WORK REQUIRED: Reproduce the material below word for word, starting at its first line and ending with the line that contains "Text: ¹) výroba", with both of those lines included.

(Element boundary records)
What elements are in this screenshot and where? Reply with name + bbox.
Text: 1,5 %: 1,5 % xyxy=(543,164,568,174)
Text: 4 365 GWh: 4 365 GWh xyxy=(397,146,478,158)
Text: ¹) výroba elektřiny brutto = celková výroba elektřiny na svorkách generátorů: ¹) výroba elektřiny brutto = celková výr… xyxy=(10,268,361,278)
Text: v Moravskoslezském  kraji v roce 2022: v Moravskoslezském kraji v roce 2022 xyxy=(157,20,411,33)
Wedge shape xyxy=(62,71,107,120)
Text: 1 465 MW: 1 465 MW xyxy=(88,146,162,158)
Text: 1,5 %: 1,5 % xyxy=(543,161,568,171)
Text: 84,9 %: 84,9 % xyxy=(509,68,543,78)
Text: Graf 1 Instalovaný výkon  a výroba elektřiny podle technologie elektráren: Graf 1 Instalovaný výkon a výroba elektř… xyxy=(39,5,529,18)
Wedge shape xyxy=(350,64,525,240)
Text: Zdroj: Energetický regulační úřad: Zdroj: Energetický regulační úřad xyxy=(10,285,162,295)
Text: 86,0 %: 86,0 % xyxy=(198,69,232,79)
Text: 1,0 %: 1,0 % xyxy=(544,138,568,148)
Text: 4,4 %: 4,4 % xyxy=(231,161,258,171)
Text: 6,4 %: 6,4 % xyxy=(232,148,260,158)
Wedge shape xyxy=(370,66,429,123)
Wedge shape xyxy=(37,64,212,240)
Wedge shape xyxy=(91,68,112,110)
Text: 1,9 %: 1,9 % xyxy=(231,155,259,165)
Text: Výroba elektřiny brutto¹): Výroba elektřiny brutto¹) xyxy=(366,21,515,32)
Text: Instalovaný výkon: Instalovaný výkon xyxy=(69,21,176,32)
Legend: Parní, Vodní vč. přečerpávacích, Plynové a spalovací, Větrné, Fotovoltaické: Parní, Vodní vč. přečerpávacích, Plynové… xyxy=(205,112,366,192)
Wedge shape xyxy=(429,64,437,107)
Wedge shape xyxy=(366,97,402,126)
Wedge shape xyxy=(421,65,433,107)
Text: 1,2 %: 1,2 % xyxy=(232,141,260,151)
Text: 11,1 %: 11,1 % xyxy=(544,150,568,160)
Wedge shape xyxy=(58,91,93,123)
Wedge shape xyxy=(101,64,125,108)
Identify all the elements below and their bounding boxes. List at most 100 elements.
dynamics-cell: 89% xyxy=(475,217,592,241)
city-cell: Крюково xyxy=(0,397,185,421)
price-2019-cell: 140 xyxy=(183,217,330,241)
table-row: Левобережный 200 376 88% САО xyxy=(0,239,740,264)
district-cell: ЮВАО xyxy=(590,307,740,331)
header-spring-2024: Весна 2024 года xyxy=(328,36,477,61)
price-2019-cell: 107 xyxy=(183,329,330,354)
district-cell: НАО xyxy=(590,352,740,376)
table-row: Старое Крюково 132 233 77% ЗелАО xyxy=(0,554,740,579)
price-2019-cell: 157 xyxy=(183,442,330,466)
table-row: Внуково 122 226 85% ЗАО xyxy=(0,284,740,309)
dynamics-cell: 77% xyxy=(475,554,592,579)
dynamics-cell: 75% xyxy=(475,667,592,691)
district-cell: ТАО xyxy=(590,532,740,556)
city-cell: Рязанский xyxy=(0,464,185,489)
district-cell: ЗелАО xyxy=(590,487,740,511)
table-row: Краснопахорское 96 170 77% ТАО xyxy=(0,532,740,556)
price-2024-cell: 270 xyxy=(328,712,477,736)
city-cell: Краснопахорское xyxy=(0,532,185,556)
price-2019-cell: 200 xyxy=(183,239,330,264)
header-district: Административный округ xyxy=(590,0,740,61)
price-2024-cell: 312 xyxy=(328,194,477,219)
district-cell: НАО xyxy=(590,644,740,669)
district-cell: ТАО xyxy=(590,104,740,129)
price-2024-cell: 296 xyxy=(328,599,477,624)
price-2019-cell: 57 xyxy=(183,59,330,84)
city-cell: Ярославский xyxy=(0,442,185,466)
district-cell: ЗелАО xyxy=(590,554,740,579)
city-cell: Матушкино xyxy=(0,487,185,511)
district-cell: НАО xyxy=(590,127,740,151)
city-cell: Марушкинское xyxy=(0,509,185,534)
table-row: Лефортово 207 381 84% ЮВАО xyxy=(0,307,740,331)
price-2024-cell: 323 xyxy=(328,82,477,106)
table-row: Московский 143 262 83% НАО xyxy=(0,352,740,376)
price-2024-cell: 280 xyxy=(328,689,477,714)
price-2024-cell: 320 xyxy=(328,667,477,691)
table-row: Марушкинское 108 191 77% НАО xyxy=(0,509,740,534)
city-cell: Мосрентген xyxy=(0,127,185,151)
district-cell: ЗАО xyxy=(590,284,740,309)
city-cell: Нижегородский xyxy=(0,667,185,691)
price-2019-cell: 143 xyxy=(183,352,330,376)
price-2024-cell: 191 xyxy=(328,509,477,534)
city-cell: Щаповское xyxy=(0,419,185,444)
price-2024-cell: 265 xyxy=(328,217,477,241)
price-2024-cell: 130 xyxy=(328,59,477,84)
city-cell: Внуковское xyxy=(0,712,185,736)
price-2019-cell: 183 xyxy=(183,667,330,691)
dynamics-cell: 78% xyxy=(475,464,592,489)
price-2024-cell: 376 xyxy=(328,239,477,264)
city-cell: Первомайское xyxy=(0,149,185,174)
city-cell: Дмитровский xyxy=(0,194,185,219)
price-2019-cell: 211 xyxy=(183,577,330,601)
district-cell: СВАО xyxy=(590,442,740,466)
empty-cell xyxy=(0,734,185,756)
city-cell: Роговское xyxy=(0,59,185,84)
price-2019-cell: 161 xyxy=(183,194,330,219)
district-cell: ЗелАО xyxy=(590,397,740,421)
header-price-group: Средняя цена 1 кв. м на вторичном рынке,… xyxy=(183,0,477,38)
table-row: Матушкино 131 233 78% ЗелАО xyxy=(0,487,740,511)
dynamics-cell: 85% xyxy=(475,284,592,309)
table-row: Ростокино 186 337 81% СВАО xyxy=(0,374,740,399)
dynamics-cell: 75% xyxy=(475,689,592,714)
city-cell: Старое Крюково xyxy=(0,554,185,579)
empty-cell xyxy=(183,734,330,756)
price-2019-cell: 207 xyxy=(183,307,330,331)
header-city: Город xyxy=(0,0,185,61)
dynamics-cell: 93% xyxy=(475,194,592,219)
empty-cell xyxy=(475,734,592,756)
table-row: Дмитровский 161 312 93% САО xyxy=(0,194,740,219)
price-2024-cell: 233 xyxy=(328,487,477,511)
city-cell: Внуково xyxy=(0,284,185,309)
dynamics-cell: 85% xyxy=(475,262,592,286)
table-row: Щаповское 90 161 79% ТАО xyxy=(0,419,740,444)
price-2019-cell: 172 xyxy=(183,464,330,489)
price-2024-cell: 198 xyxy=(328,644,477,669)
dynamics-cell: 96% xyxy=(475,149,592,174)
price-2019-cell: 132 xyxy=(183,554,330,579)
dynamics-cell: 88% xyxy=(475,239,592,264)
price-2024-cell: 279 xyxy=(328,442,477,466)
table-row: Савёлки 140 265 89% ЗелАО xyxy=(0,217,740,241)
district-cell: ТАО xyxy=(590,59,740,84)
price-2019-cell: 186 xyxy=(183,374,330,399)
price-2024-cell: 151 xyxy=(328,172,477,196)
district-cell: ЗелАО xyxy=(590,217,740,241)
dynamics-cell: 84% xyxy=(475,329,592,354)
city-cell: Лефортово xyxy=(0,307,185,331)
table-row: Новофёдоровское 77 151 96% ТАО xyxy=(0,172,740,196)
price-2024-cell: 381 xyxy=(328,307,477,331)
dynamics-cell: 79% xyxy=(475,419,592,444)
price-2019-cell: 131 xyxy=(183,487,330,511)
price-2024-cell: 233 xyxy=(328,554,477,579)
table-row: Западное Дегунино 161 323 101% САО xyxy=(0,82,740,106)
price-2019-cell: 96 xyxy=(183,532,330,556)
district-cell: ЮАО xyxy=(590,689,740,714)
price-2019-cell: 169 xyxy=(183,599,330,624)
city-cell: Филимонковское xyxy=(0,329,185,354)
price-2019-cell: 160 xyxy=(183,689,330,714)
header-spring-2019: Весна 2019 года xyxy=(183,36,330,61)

COMPLETE RESPONSE:
What elements are in this screenshot and where? Reply with name + bbox.
Text: 1,5 %: 1,5 % xyxy=(543,164,568,174)
Text: 4 365 GWh: 4 365 GWh xyxy=(397,146,478,158)
Text: ¹) výroba elektřiny brutto = celková výroba elektřiny na svorkách generátorů: ¹) výroba elektřiny brutto = celková výr… xyxy=(10,268,361,278)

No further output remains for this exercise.